- [Brief]: For each of the following statements, say yes or no to whether it agrees with the forum thread, and quote the words of the thread that decide it. (a) Jake says the best jig head he uses is a 1/16oz. 3/0 push on type. (b) Each brown bag holds 10 little bags. (c) fishnlab would have ranked Jake 57th.

Thanks for the advice, TKoenig!


----------



## FISHGUTS (Jun 5, 2007)

me too


----------



## Haute Pursuit (Jun 26, 2006)

Kewl... Going to fill my stocking up before the wife can put any "junk" in it. LOL...thanks guys!


----------



## Jake (Jan 10, 2006)

Thanks yall! The best size jig head I use is a 1/16oz. 3/0 push on type jig head. That's all I use pretty much and I love them.

Just a note: The brown bags will have 5 little bags in them consisting of about 10 lures in each little baggy. Those 5 bags should be different colors. We can't guarantee that they'll all be different, but that's what we're hoping for.


----------



## rat race (Aug 10, 2006)

5 for me. Thanks Jake. This is truly a great offer. Will you ever offer the Devil eyes in a special like this?

RR


----------



## fishnlab (Jul 10, 2004)

kevin122344 said:


> YES! got 2 this time around. Jake, you are the greatest person in the whole world.


Wow!!! What a glowing review!!

The GREATEST person in the whole world?!?! Jake's a good guy, but come on!! I would have ranked him like 57th.


----------



## BeachCityBoy (May 27, 2007)

Jake the great.....lol


----------



## jabx1962 (Nov 9, 2004)

fishnlab said:


> Wow!!! What a glowing review!!
> 
> The GREATEST person in the whole world?!?! Jake's a good guy, but come on!! I would have ranked him like 57th.

(Bounding box prediction data)
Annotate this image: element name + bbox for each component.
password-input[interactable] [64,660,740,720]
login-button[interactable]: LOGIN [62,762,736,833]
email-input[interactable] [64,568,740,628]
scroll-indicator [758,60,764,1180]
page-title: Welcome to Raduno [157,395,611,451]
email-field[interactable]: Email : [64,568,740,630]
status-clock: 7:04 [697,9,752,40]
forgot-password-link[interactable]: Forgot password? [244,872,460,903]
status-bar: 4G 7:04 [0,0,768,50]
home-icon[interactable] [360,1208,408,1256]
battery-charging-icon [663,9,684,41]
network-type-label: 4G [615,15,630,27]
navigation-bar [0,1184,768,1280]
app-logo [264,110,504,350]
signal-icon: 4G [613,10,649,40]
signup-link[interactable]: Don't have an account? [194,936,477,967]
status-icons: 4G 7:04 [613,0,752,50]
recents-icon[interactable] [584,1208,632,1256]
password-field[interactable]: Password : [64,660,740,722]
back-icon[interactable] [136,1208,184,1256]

- [Task solution]:
(a) Yes: "The best size jig head I use is a 1/16oz. 3/0 push on type jig head."
(b) No: "The brown bags will have 5 little bags in them consisting of about 10 lures in each little baggy."
(c) Yes: "I would have ranked him like 57th."